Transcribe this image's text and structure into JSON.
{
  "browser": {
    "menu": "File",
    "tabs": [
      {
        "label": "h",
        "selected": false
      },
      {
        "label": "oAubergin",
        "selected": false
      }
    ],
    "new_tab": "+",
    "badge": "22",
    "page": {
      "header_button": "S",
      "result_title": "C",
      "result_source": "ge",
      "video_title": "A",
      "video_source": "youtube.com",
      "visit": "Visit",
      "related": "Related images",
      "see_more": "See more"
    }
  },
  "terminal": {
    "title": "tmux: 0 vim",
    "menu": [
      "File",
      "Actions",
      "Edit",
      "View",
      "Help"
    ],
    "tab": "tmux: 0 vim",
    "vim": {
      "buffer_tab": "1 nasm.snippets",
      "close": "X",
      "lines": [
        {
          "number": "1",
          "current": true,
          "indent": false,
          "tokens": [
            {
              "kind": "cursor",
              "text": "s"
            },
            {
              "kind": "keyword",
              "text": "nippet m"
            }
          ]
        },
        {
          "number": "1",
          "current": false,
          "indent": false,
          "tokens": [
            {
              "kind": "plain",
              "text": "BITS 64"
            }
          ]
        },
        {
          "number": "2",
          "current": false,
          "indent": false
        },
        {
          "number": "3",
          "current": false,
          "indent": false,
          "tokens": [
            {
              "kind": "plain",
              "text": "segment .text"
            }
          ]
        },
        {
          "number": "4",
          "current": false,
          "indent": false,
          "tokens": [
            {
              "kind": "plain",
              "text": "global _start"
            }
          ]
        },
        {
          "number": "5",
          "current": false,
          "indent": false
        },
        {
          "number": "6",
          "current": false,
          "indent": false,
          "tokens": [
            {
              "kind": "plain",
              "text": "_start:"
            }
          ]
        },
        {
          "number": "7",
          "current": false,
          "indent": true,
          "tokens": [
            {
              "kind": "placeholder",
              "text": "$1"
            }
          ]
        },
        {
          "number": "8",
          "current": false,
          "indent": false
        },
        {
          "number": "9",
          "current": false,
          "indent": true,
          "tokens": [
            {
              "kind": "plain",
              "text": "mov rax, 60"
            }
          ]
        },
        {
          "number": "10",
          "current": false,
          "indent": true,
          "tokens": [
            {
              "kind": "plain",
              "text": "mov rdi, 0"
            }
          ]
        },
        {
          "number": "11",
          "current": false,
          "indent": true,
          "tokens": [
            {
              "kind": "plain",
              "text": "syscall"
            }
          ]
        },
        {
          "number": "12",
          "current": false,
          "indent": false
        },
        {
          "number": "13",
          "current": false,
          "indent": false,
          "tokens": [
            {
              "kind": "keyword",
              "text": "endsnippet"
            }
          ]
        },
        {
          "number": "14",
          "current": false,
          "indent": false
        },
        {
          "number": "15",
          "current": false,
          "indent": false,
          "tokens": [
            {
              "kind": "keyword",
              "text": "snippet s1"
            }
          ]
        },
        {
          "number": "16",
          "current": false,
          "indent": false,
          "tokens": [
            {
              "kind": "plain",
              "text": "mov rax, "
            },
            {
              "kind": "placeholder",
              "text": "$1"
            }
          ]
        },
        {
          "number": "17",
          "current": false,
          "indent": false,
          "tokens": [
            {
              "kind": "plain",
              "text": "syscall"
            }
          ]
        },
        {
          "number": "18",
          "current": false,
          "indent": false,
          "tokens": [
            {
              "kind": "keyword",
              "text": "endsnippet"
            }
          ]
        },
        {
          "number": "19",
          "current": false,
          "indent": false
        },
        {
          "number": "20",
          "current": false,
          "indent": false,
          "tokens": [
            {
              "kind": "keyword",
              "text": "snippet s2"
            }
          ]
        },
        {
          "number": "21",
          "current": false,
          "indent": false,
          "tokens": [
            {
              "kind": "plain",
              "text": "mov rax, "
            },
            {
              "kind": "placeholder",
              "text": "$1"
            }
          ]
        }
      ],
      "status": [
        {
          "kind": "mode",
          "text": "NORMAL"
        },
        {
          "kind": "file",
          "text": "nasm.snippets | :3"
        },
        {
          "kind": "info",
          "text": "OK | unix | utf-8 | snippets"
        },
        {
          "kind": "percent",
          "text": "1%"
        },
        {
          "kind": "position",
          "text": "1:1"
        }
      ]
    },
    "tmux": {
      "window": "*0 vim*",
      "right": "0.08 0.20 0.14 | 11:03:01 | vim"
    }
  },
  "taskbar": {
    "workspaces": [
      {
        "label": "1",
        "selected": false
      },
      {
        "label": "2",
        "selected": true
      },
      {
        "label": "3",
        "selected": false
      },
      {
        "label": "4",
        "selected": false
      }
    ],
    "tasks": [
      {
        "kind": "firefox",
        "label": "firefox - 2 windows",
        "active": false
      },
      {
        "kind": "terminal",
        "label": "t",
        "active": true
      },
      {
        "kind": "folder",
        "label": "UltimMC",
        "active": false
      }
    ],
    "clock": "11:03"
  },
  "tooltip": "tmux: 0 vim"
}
*****
_What you are asked to do_
Pick out and copy the lines of the entries that hold the string "tmux".

_Correct result_
    "title": "tmux: 0 vim",
    "tab": "tmux: 0 vim",
    "tmux": {
  "tooltip": "tmux: 0 vim"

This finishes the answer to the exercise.